Saved entries:
* start *

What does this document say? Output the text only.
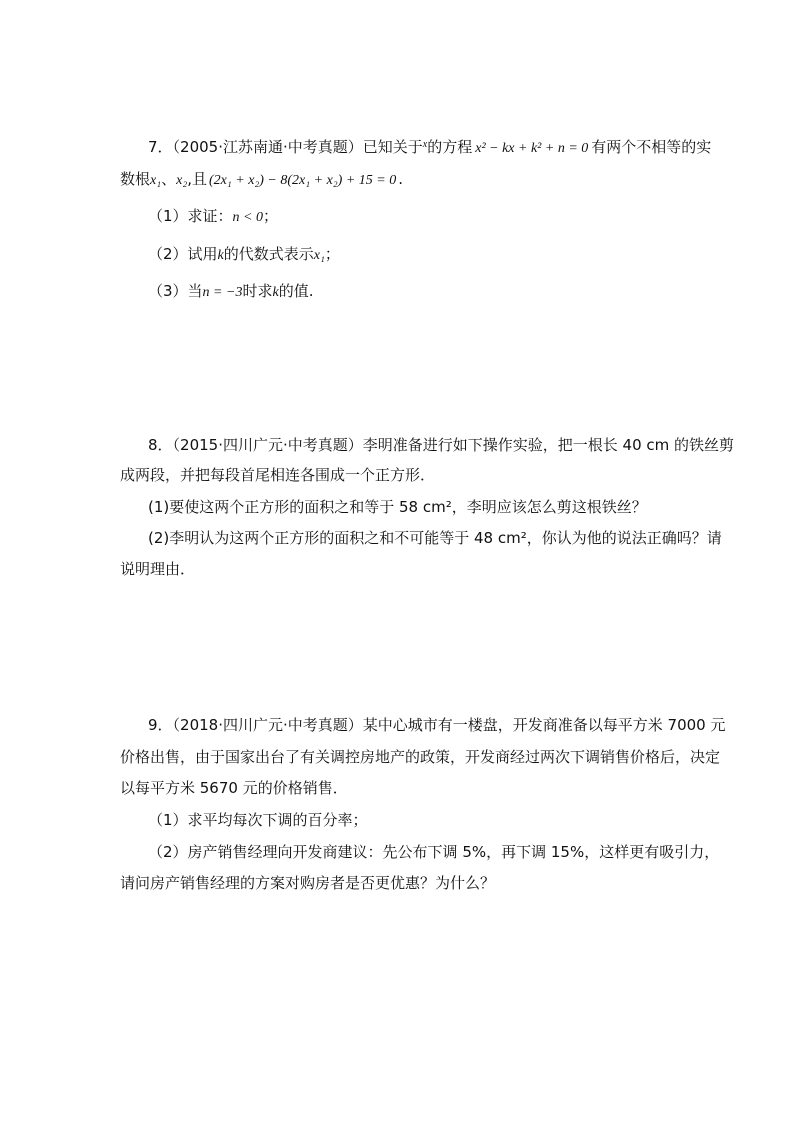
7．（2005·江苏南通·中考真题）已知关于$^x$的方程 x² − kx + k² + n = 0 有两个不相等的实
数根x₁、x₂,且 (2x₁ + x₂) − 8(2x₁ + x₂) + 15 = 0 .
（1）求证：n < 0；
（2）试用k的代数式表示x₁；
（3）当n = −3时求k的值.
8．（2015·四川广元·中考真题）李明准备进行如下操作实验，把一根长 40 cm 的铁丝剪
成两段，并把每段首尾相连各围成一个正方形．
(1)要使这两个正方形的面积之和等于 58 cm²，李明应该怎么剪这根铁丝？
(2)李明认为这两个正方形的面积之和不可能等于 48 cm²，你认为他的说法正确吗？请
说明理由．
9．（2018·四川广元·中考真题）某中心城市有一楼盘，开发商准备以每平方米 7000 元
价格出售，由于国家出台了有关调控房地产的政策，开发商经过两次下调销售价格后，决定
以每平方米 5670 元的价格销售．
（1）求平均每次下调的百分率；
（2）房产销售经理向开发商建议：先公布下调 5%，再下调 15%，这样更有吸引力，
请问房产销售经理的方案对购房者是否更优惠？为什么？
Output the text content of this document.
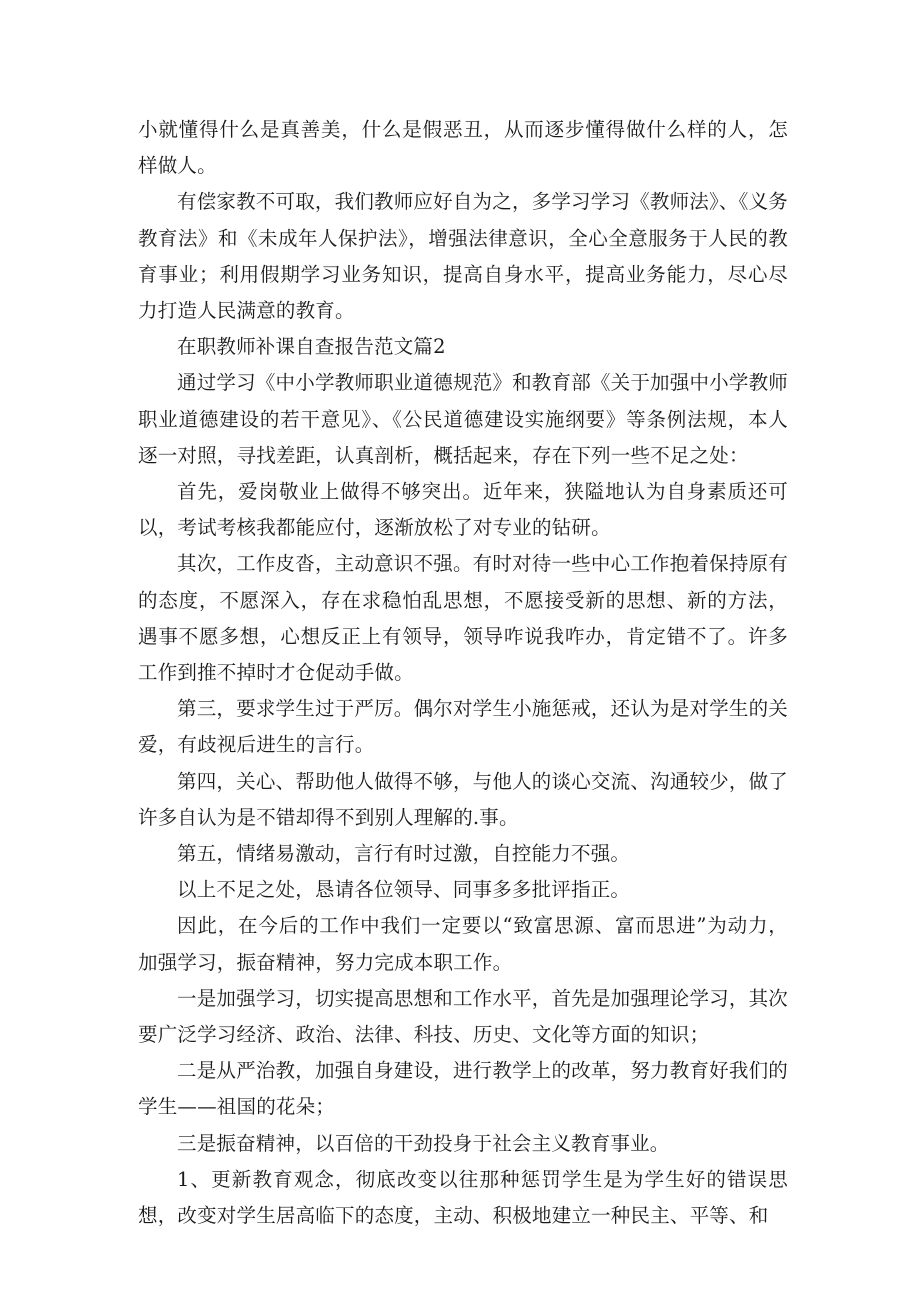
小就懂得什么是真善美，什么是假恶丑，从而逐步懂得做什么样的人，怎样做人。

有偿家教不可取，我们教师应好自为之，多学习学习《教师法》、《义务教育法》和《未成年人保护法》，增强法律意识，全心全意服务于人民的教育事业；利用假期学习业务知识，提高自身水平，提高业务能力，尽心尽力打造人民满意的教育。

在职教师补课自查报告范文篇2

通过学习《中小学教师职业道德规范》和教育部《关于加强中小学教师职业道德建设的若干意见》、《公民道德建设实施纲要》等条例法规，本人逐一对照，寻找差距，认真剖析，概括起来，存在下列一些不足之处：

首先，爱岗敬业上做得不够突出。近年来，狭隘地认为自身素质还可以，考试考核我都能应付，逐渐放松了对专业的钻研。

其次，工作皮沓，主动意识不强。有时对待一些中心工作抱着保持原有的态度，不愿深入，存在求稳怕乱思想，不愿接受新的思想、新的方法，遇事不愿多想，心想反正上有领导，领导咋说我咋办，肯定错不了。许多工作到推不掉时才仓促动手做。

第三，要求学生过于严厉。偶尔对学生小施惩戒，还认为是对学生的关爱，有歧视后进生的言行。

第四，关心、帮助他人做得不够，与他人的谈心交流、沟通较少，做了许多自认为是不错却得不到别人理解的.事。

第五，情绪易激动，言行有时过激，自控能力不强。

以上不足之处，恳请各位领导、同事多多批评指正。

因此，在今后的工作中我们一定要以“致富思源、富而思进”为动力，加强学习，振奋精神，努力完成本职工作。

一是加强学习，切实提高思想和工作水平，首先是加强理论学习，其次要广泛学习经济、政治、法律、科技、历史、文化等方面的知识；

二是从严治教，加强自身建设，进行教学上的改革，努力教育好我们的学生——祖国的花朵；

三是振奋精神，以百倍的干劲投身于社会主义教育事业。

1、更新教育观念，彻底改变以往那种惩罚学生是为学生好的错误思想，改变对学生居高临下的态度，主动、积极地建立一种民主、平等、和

* end *

◆ **What you are asked to do**
Every line that holds the word "四川广元" should be extracted.

◆ **Expected output**
8．（2015·四川广元·中考真题）李明准备进行如下操作实验，把一根长 40 cm 的铁丝剪
9．（2018·四川广元·中考真题）某中心城市有一楼盘，开发商准备以每平方米 7000 元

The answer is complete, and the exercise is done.